INSTRUCTION - Omit the pictures, then reproduce every remaining record exactly.

RECORDS SHOWN -

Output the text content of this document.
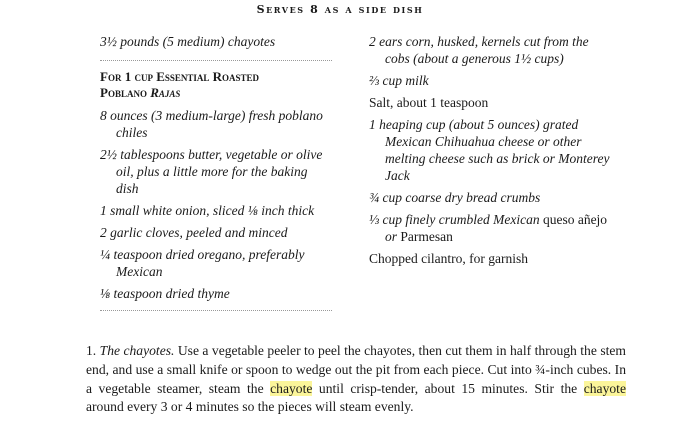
Serves 8 as a side dish

3½ pounds (5 medium) chayotes

For 1 cup Essential Roasted
Poblano Rajas

8 ounces (3 medium-large) fresh poblano chiles

2½ tablespoons butter, vegetable or olive oil, plus a little more for the baking dish

1 small white onion, sliced ⅛ inch thick

2 garlic cloves, peeled and minced

¼ teaspoon dried oregano, preferably Mexican

⅛ teaspoon dried thyme

2 ears corn, husked, kernels cut from the cobs (about a generous 1½ cups)

⅔ cup milk

Salt, about 1 teaspoon

1 heaping cup (about 5 ounces) grated Mexican Chihuahua cheese or other melting cheese such as brick or Monterey Jack

¾ cup coarse dry bread crumbs

⅓ cup finely crumbled Mexican queso añejo or Parmesan

Chopped cilantro, for garnish

1. The chayotes. Use a vegetable peeler to peel the chayotes, then cut them in half through the stem end, and use a small knife or spoon to wedge out the pit from each piece. Cut into ¾-inch cubes. In a vegetable steamer, steam the chayote until crisp-tender, about 15 minutes. Stir the chayote around every 3 or 4 minutes so the pieces will steam evenly.
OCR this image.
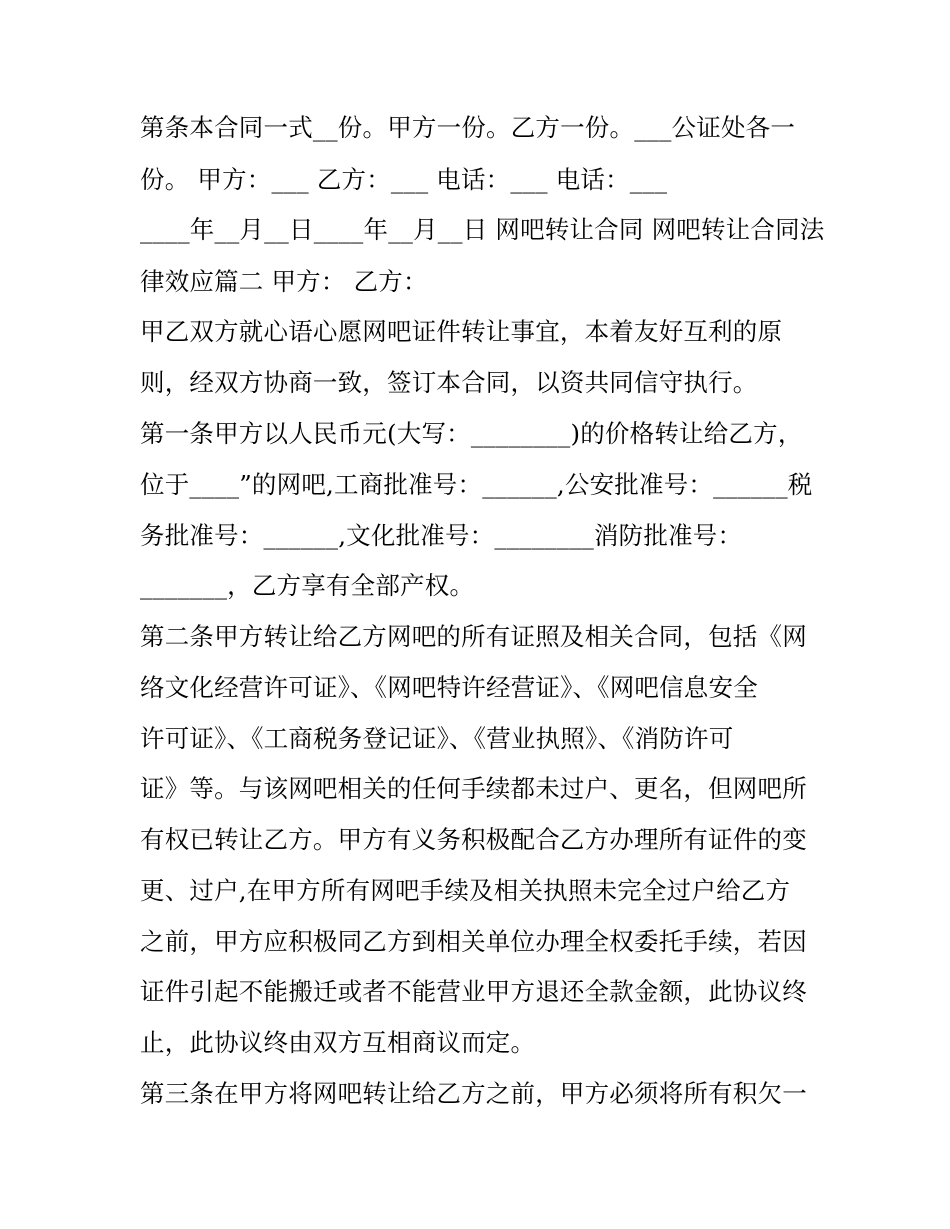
第条本合同一式__份。甲方一份。乙方一份。___公证处各一
份。 甲方：___ 乙方：___ 电话：___ 电话：___
____年__月__日____年__月__日 网吧转让合同 网吧转让合同法
律效应篇二 甲方： 乙方：
甲乙双方就心语心愿网吧证件转让事宜，本着友好互利的原
则，经双方协商一致，签订本合同，以资共同信守执行。
第一条甲方以人民币元(大写：________)的价格转让给乙方，
位于____”的网吧,工商批准号：______,公安批准号：______税
务批准号：______,文化批准号：________消防批准号：
_______，乙方享有全部产权。
第二条甲方转让给乙方网吧的所有证照及相关合同，包括《网
络文化经营许可证》、《网吧特许经营证》、《网吧信息安全
许可证》、《工商税务登记证》、《营业执照》、《消防许可
证》等。与该网吧相关的任何手续都未过户、更名，但网吧所
有权已转让乙方。甲方有义务积极配合乙方办理所有证件的变
更、过户,在甲方所有网吧手续及相关执照未完全过户给乙方
之前，甲方应积极同乙方到相关单位办理全权委托手续，若因
证件引起不能搬迁或者不能营业甲方退还全款金额，此协议终
止，此协议终由双方互相商议而定。
第三条在甲方将网吧转让给乙方之前，甲方必须将所有积欠一
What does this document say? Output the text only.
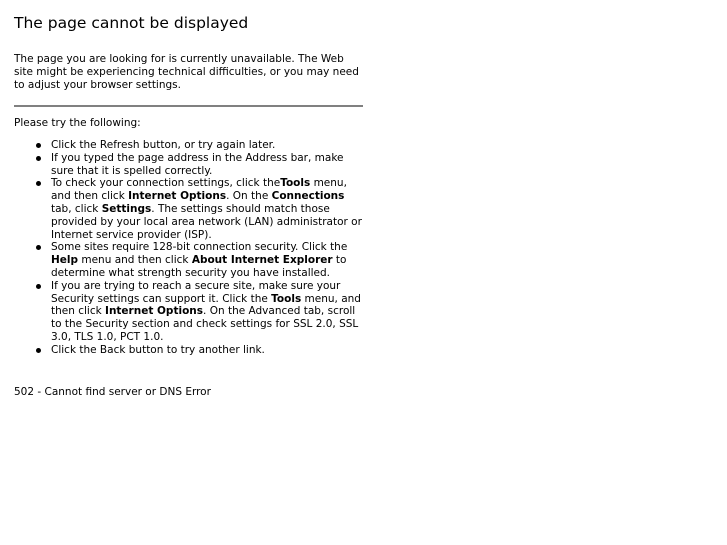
The page cannot be displayed

The page you are looking for is currently unavailable. The Web site might be experiencing technical difficulties, or you may need to adjust your browser settings.

Please try the following:

Click the Refresh button, or try again later.
If you typed the page address in the Address bar, make sure that it is spelled correctly.
To check your connection settings, click theTools menu, and then click Internet Options. On the Connections tab, click Settings. The settings should match those provided by your local area network (LAN) administrator or Internet service provider (ISP).
Some sites require 128-bit connection security. Click the Help menu and then click About Internet Explorer to determine what strength security you have installed.
If you are trying to reach a secure site, make sure your Security settings can support it. Click the Tools menu, and then click Internet Options. On the Advanced tab, scroll to the Security section and check settings for SSL 2.0, SSL 3.0, TLS 1.0, PCT 1.0.
Click the Back button to try another link.

502 - Cannot find server or DNS Error
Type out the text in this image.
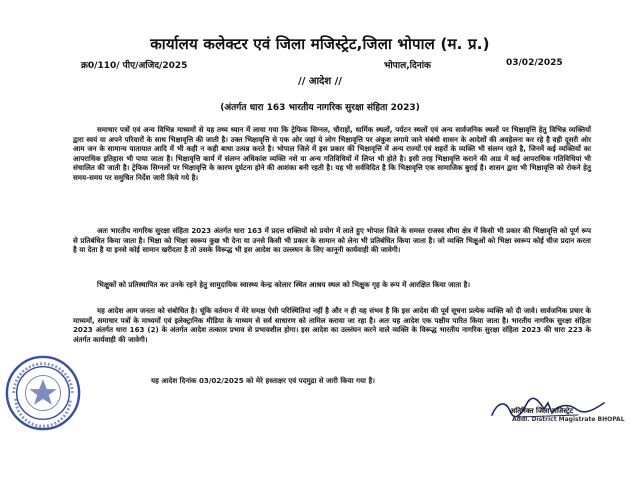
कार्यालय कलेक्टर एवं जिला मजिस्ट्रेट,जिला भोपाल (म. प्र.)
क्र0/110/ पीए/अजिद/2025	भोपाल,दिनांक	03/02/2025
// आदेश //
(अंतर्गत धारा 163 भारतीय नागरिक सुरक्षा संहिता 2023)
समाचार पत्रों एवं अन्य विभिन्न माध्यमों से यह तथ्य ध्यान में लाया गया कि ट्रेफिक सिग्नल, चौराहों, धार्मिक स्थलों, पर्यटन स्थलों एवं अन्य सार्वजनिक स्थलों पर भिक्षावृत्ति हेतु विभिन्न व्यक्तियों द्वारा स्वयं या अपने परिवारों के साथ भिक्षावृत्ति की जाती है। उक्त भिक्षावृत्ति से एक ओर जहां ये लोग भिक्षावृत्ति पर अंकुश लगाये जाने संबंधी शासन के आदेशों की अवहेलना कर रहे है वही दूसरी ओर आम जन के सामान्य यातायात आदि में भी कही न कही बाधा उत्पन्न करते है। भोपाल जिले में इस प्रकार की भिक्षावृत्ति में अन्य राज्यों एवं शहरों के व्यक्ति भी संलग्न रहते है, जिनमें कई व्यक्तियों का आपराधिक इतिहास भी पाया जाता है। भिक्षावृत्ति कार्य में संलग्न अधिकांश व्यक्ति नशे या अन्य गतिविधियों में लिप्त भी होते है। इसी तरह भिक्षावृत्ति कराने की आड में कई आपराधिक गतिविधियां भी संचालित की जाती है। ट्रेफिक सिग्नलों पर भिक्षावृत्ति के कारण दुर्घटना होने की आशंका बनी रहती है। यह भी सर्वविदित है कि भिक्षावृत्ति एक सामाजिक बुराई है। शासन द्वारा भी भिक्षावृत्ति को रोकने हेतु समय-समय पर समुचित निर्देश जारी किये गये है।
अतः भारतीय नागरिक सुरक्षा संहिता 2023 अंतर्गत धारा 163 में प्रदत्त शक्तियों को प्रयोग में लाते हुए भोपाल जिले के समस्त राजस्व सीमा क्षेत्र में किसी भी प्रकार की भिक्षावृत्ति को पूर्ण रूप से प्रतिबंधित किया जाता है। भिक्षा को भिक्षा स्वरूप कुछ भी देना या उनसे किसी भी प्रकार के सामान को लेना भी प्रतिबंधित किया जाता है। जो व्यक्ति भिक्षुओं को भिक्षा स्वरूप कोई चीज प्रदान करता है या देता है या इनसे कोई सामान खरीदता है तो उसके विरूद्ध भी इस आदेश का उल्लघन के लिए कानूनी कार्यवाही की जावेगी।
भिक्षुकों को प्रतिस्थापित कर उनके रहने हेतु सामुदायिक स्वास्थ्य केन्द्र कोलार स्थित आश्रय स्थल को भिक्षुक गृह के रूप में आरक्षित किया जाता है।
यह आदेश आम जनता को संबोधित है। चूंकि वर्तमान में मेरे समक्ष ऐसी परिस्थितियां नहीं है और न ही यह संभव है कि इस आदेश की पूर्व सूचना प्रत्येक व्यक्ति को दी जावे। सार्वजनिक प्रचार के माध्यमों, समाचार पत्रों के माध्यमों एवं इलेक्ट्रानिक मीडिया के माध्यम से सर्व साधारण को तामिल कराया जा रहा है। अतः यह आदेश एक पक्षीय पारित किया जाता है। भारतीय नागरिक सुरक्षा संहिता 2023 अंतर्गत धारा 163 (2) के अंतर्गत आदेश तत्काल प्रभाव से प्रभावशील होगा। इस आदेश का उल्लंघन करने वाले व्यक्ति के विरूद्ध भारतीय नागरिक सुरक्षा संहिता 2023 की धारा 223 के अंतर्गत कार्यवाही की जावेगी।
यह आदेश दिनांक 03/02/2025 को मेरे हस्ताक्षर एवं पदमुद्रा से जारी किया गया है।
अतिरिक्त जिला मजिस्ट्रेट
Addl. District Magistrate BHOPAL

REPLY TO THE EXERCISE -
Output the text content of this document.
Serves 8 as a side dish

3½ pounds (5 medium) chayotes

For 1 cup Essential Roasted
Poblano Rajas

8 ounces (3 medium-large) fresh poblano chiles

2½ tablespoons butter, vegetable or olive oil, plus a little more for the baking dish

1 small white onion, sliced ⅛ inch thick

2 garlic cloves, peeled and minced

¼ teaspoon dried oregano, preferably Mexican

⅛ teaspoon dried thyme

2 ears corn, husked, kernels cut from the cobs (about a generous 1½ cups)

⅔ cup milk

Salt, about 1 teaspoon

1 heaping cup (about 5 ounces) grated Mexican Chihuahua cheese or other melting cheese such as brick or Monterey Jack

¾ cup coarse dry bread crumbs

⅓ cup finely crumbled Mexican queso añejo or Parmesan

Chopped cilantro, for garnish

1. The chayotes. Use a vegetable peeler to peel the chayotes, then cut them in half through the stem end, and use a small knife or spoon to wedge out the pit from each piece. Cut into ¾-inch cubes. In a vegetable steamer, steam the chayote until crisp-tender, about 15 minutes. Stir the chayote around every 3 or 4 minutes so the pieces will steam evenly.
OCR this image.
第条本合同一式__份。甲方一份。乙方一份。___公证处各一
份。 甲方：___ 乙方：___ 电话：___ 电话：___
____年__月__日____年__月__日 网吧转让合同 网吧转让合同法
律效应篇二 甲方： 乙方：
甲乙双方就心语心愿网吧证件转让事宜，本着友好互利的原
则，经双方协商一致，签订本合同，以资共同信守执行。
第一条甲方以人民币元(大写：________)的价格转让给乙方，
位于____”的网吧,工商批准号：______,公安批准号：______税
务批准号：______,文化批准号：________消防批准号：
_______，乙方享有全部产权。
第二条甲方转让给乙方网吧的所有证照及相关合同，包括《网
络文化经营许可证》、《网吧特许经营证》、《网吧信息安全
许可证》、《工商税务登记证》、《营业执照》、《消防许可
证》等。与该网吧相关的任何手续都未过户、更名，但网吧所
有权已转让乙方。甲方有义务积极配合乙方办理所有证件的变
更、过户,在甲方所有网吧手续及相关执照未完全过户给乙方
之前，甲方应积极同乙方到相关单位办理全权委托手续，若因
证件引起不能搬迁或者不能营业甲方退还全款金额，此协议终
止，此协议终由双方互相商议而定。
第三条在甲方将网吧转让给乙方之前，甲方必须将所有积欠一
What does this document say? Output the text only.
The page cannot be displayed

The page you are looking for is currently unavailable. The Web site might be experiencing technical difficulties, or you may need to adjust your browser settings.

Please try the following:

Click the Refresh button, or try again later.
If you typed the page address in the Address bar, make sure that it is spelled correctly.
To check your connection settings, click theTools menu, and then click Internet Options. On the Connections tab, click Settings. The settings should match those provided by your local area network (LAN) administrator or Internet service provider (ISP).
Some sites require 128-bit connection security. Click the Help menu and then click About Internet Explorer to determine what strength security you have installed.
If you are trying to reach a secure site, make sure your Security settings can support it. Click the Tools menu, and then click Internet Options. On the Advanced tab, scroll to the Security section and check settings for SSL 2.0, SSL 3.0, TLS 1.0, PCT 1.0.
Click the Back button to try another link.

502 - Cannot find server or DNS Error
Type out the text in this image.
कार्यालय कलेक्टर एवं जिला मजिस्ट्रेट,जिला भोपाल (म. प्र.)
क्र0/110/ पीए/अजिद/2025	भोपाल,दिनांक	03/02/2025
// आदेश //
(अंतर्गत धारा 163 भारतीय नागरिक सुरक्षा संहिता 2023)
समाचार पत्रों एवं अन्य विभिन्न माध्यमों से यह तथ्य ध्यान में लाया गया कि ट्रेफिक सिग्नल, चौराहों, धार्मिक स्थलों, पर्यटन स्थलों एवं अन्य सार्वजनिक स्थलों पर भिक्षावृत्ति हेतु विभिन्न व्यक्तियों द्वारा स्वयं या अपने परिवारों के साथ भिक्षावृत्ति की जाती है। उक्त भिक्षावृत्ति से एक ओर जहां ये लोग भिक्षावृत्ति पर अंकुश लगाये जाने संबंधी शासन के आदेशों की अवहेलना कर रहे है वही दूसरी ओर आम जन के सामान्य यातायात आदि में भी कही न कही बाधा उत्पन्न करते है। भोपाल जिले में इस प्रकार की भिक्षावृत्ति में अन्य राज्यों एवं शहरों के व्यक्ति भी संलग्न रहते है, जिनमें कई व्यक्तियों का आपराधिक इतिहास भी पाया जाता है। भिक्षावृत्ति कार्य में संलग्न अधिकांश व्यक्ति नशे या अन्य गतिविधियों में लिप्त भी होते है। इसी तरह भिक्षावृत्ति कराने की आड में कई आपराधिक गतिविधियां भी संचालित की जाती है। ट्रेफिक सिग्नलों पर भिक्षावृत्ति के कारण दुर्घटना होने की आशंका बनी रहती है। यह भी सर्वविदित है कि भिक्षावृत्ति एक सामाजिक बुराई है। शासन द्वारा भी भिक्षावृत्ति को रोकने हेतु समय-समय पर समुचित निर्देश जारी किये गये है।
अतः भारतीय नागरिक सुरक्षा संहिता 2023 अंतर्गत धारा 163 में प्रदत्त शक्तियों को प्रयोग में लाते हुए भोपाल जिले के समस्त राजस्व सीमा क्षेत्र में किसी भी प्रकार की भिक्षावृत्ति को पूर्ण रूप से प्रतिबंधित किया जाता है। भिक्षा को भिक्षा स्वरूप कुछ भी देना या उनसे किसी भी प्रकार के सामान को लेना भी प्रतिबंधित किया जाता है। जो व्यक्ति भिक्षुओं को भिक्षा स्वरूप कोई चीज प्रदान करता है या देता है या इनसे कोई सामान खरीदता है तो उसके विरूद्ध भी इस आदेश का उल्लघन के लिए कानूनी कार्यवाही की जावेगी।
भिक्षुकों को प्रतिस्थापित कर उनके रहने हेतु सामुदायिक स्वास्थ्य केन्द्र कोलार स्थित आश्रय स्थल को भिक्षुक गृह के रूप में आरक्षित किया जाता है।
यह आदेश आम जनता को संबोधित है। चूंकि वर्तमान में मेरे समक्ष ऐसी परिस्थितियां नहीं है और न ही यह संभव है कि इस आदेश की पूर्व सूचना प्रत्येक व्यक्ति को दी जावे। सार्वजनिक प्रचार के माध्यमों, समाचार पत्रों के माध्यमों एवं इलेक्ट्रानिक मीडिया के माध्यम से सर्व साधारण को तामिल कराया जा रहा है। अतः यह आदेश एक पक्षीय पारित किया जाता है। भारतीय नागरिक सुरक्षा संहिता 2023 अंतर्गत धारा 163 (2) के अंतर्गत आदेश तत्काल प्रभाव से प्रभावशील होगा। इस आदेश का उल्लंघन करने वाले व्यक्ति के विरूद्ध भारतीय नागरिक सुरक्षा संहिता 2023 की धारा 223 के अंतर्गत कार्यवाही की जावेगी।
यह आदेश दिनांक 03/02/2025 को मेरे हस्ताक्षर एवं पदमुद्रा से जारी किया गया है।
अतिरिक्त जिला मजिस्ट्रेट
Addl. District Magistrate BHOPAL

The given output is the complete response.